Copy each of the items below exactly as it appears, line for line.

** Begin Listed entries **

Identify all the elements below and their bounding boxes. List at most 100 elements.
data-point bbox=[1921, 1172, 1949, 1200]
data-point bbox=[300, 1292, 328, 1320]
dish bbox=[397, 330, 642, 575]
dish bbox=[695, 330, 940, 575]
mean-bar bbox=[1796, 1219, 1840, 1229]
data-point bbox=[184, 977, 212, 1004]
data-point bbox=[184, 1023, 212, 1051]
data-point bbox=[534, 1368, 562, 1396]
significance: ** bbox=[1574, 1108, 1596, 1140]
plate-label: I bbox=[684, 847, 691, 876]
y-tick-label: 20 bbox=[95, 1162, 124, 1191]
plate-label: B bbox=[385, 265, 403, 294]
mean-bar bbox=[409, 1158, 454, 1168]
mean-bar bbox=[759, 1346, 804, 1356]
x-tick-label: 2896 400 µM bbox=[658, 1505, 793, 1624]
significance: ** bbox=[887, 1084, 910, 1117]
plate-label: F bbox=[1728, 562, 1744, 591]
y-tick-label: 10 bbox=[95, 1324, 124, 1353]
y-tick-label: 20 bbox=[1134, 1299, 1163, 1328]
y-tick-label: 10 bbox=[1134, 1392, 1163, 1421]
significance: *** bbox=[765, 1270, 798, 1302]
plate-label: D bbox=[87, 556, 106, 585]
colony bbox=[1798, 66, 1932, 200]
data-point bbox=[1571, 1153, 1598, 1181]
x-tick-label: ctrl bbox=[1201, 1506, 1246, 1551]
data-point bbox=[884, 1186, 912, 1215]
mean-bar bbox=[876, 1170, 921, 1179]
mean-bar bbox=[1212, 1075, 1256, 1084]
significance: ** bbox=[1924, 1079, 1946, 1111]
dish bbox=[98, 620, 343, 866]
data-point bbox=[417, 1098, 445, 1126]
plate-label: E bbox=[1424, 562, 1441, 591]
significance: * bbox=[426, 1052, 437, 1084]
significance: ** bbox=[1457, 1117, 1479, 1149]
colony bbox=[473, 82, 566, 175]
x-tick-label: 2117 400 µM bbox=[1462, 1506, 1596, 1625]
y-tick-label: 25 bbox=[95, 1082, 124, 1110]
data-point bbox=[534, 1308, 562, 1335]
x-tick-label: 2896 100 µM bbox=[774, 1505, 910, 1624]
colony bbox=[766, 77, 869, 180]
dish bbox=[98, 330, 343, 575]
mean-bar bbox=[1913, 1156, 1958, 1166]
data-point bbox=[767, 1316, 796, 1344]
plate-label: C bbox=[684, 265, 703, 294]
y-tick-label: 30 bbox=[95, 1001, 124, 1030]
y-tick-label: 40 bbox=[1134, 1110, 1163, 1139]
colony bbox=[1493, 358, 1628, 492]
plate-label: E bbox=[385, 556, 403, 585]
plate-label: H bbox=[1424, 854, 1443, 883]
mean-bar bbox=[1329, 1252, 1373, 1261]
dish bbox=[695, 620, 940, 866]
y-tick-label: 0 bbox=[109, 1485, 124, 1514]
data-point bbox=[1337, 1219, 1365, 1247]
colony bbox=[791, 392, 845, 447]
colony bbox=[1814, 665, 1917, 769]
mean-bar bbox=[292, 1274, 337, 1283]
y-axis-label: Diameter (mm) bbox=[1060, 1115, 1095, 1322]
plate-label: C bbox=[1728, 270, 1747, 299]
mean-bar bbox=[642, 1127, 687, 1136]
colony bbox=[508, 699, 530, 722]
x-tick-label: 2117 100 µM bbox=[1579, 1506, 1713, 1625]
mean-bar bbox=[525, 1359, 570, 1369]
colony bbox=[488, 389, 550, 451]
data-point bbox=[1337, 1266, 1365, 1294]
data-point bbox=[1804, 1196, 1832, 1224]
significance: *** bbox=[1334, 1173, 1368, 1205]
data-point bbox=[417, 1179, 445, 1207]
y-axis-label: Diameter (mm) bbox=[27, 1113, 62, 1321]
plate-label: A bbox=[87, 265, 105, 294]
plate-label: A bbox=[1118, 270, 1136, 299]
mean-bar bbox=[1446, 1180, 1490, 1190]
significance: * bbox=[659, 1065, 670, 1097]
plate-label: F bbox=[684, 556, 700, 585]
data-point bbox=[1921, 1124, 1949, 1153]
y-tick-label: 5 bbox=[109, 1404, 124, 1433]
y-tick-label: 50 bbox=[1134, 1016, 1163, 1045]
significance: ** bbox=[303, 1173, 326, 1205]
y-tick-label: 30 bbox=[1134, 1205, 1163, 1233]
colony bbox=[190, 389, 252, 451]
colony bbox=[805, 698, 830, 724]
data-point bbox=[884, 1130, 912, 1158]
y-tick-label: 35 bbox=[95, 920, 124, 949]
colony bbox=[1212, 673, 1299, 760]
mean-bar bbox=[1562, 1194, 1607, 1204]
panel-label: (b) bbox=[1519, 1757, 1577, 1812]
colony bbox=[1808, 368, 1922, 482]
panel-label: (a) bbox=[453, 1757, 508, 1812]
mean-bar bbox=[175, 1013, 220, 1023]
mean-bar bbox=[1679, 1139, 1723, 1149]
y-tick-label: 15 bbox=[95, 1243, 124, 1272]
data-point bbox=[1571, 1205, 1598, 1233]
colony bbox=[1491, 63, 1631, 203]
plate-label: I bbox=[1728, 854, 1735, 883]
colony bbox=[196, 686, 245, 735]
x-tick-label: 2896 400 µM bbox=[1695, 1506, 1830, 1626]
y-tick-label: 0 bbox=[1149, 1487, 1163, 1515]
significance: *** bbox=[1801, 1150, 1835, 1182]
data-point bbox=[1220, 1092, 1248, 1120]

** End Listed entries **

▶ Reply to the exercise
Identify all the elements below and their bounding boxes. List at most 100 elements.
data-point bbox=[1921, 1172, 1949, 1200]
data-point bbox=[300, 1292, 328, 1320]
dish bbox=[397, 330, 642, 575]
dish bbox=[695, 330, 940, 575]
mean-bar bbox=[1796, 1219, 1840, 1229]
data-point bbox=[184, 977, 212, 1004]
data-point bbox=[184, 1023, 212, 1051]
data-point bbox=[534, 1368, 562, 1396]
significance: ** bbox=[1574, 1108, 1596, 1140]
plate-label: I bbox=[684, 847, 691, 876]
y-tick-label: 20 bbox=[95, 1162, 124, 1191]
plate-label: B bbox=[385, 265, 403, 294]
mean-bar bbox=[409, 1158, 454, 1168]
mean-bar bbox=[759, 1346, 804, 1356]
x-tick-label: 2896 400 µM bbox=[658, 1505, 793, 1624]
significance: ** bbox=[887, 1084, 910, 1117]
plate-label: F bbox=[1728, 562, 1744, 591]
y-tick-label: 10 bbox=[95, 1324, 124, 1353]
y-tick-label: 20 bbox=[1134, 1299, 1163, 1328]
y-tick-label: 10 bbox=[1134, 1392, 1163, 1421]
significance: *** bbox=[765, 1270, 798, 1302]
plate-label: D bbox=[87, 556, 106, 585]
colony bbox=[1798, 66, 1932, 200]
data-point bbox=[1571, 1153, 1598, 1181]
x-tick-label: ctrl bbox=[1201, 1506, 1246, 1551]
data-point bbox=[884, 1186, 912, 1215]
mean-bar bbox=[876, 1170, 921, 1179]
mean-bar bbox=[1212, 1075, 1256, 1084]
significance: ** bbox=[1924, 1079, 1946, 1111]
dish bbox=[98, 620, 343, 866]
data-point bbox=[417, 1098, 445, 1126]
plate-label: E bbox=[1424, 562, 1441, 591]
significance: * bbox=[426, 1052, 437, 1084]
significance: ** bbox=[1457, 1117, 1479, 1149]
colony bbox=[473, 82, 566, 175]
x-tick-label: 2117 400 µM bbox=[1462, 1506, 1596, 1625]
y-tick-label: 25 bbox=[95, 1082, 124, 1110]
data-point bbox=[534, 1308, 562, 1335]
x-tick-label: 2896 100 µM bbox=[774, 1505, 910, 1624]
colony bbox=[766, 77, 869, 180]
dish bbox=[98, 330, 343, 575]
mean-bar bbox=[1913, 1156, 1958, 1166]
data-point bbox=[767, 1316, 796, 1344]
plate-label: C bbox=[684, 265, 703, 294]
y-tick-label: 30 bbox=[95, 1001, 124, 1030]
y-tick-label: 40 bbox=[1134, 1110, 1163, 1139]
colony bbox=[1493, 358, 1628, 492]
plate-label: E bbox=[385, 556, 403, 585]
plate-label: H bbox=[1424, 854, 1443, 883]
mean-bar bbox=[1329, 1252, 1373, 1261]
dish bbox=[695, 620, 940, 866]
y-tick-label: 0 bbox=[109, 1485, 124, 1514]
data-point bbox=[1337, 1219, 1365, 1247]
colony bbox=[791, 392, 845, 447]
colony bbox=[1814, 665, 1917, 769]
mean-bar bbox=[292, 1274, 337, 1283]
y-axis-label: Diameter (mm) bbox=[1060, 1115, 1095, 1322]
plate-label: C bbox=[1728, 270, 1747, 299]
mean-bar bbox=[642, 1127, 687, 1136]
colony bbox=[508, 699, 530, 722]
x-tick-label: 2117 100 µM bbox=[1579, 1506, 1713, 1625]
mean-bar bbox=[525, 1359, 570, 1369]
colony bbox=[488, 389, 550, 451]
data-point bbox=[1337, 1266, 1365, 1294]
data-point bbox=[1804, 1196, 1832, 1224]
significance: *** bbox=[1334, 1173, 1368, 1205]
data-point bbox=[417, 1179, 445, 1207]
y-axis-label: Diameter (mm) bbox=[27, 1113, 62, 1321]
plate-label: A bbox=[87, 265, 105, 294]
plate-label: A bbox=[1118, 270, 1136, 299]
mean-bar bbox=[1446, 1180, 1490, 1190]
significance: * bbox=[659, 1065, 670, 1097]
plate-label: F bbox=[684, 556, 700, 585]
data-point bbox=[1921, 1124, 1949, 1153]
y-tick-label: 5 bbox=[109, 1404, 124, 1433]
y-tick-label: 50 bbox=[1134, 1016, 1163, 1045]
significance: ** bbox=[303, 1173, 326, 1205]
y-tick-label: 30 bbox=[1134, 1205, 1163, 1233]
colony bbox=[190, 389, 252, 451]
colony bbox=[805, 698, 830, 724]
data-point bbox=[884, 1130, 912, 1158]
y-tick-label: 35 bbox=[95, 920, 124, 949]
colony bbox=[1212, 673, 1299, 760]
mean-bar bbox=[1562, 1194, 1607, 1204]
panel-label: (b) bbox=[1519, 1757, 1577, 1812]
colony bbox=[1808, 368, 1922, 482]
panel-label: (a) bbox=[453, 1757, 508, 1812]
mean-bar bbox=[175, 1013, 220, 1023]
mean-bar bbox=[1679, 1139, 1723, 1149]
y-tick-label: 15 bbox=[95, 1243, 124, 1272]
data-point bbox=[1571, 1205, 1598, 1233]
colony bbox=[1491, 63, 1631, 203]
plate-label: I bbox=[1728, 854, 1735, 883]
colony bbox=[196, 686, 245, 735]
x-tick-label: 2896 400 µM bbox=[1695, 1506, 1830, 1626]
y-tick-label: 0 bbox=[1149, 1487, 1163, 1515]
significance: *** bbox=[1801, 1150, 1835, 1182]
data-point bbox=[1220, 1092, 1248, 1120]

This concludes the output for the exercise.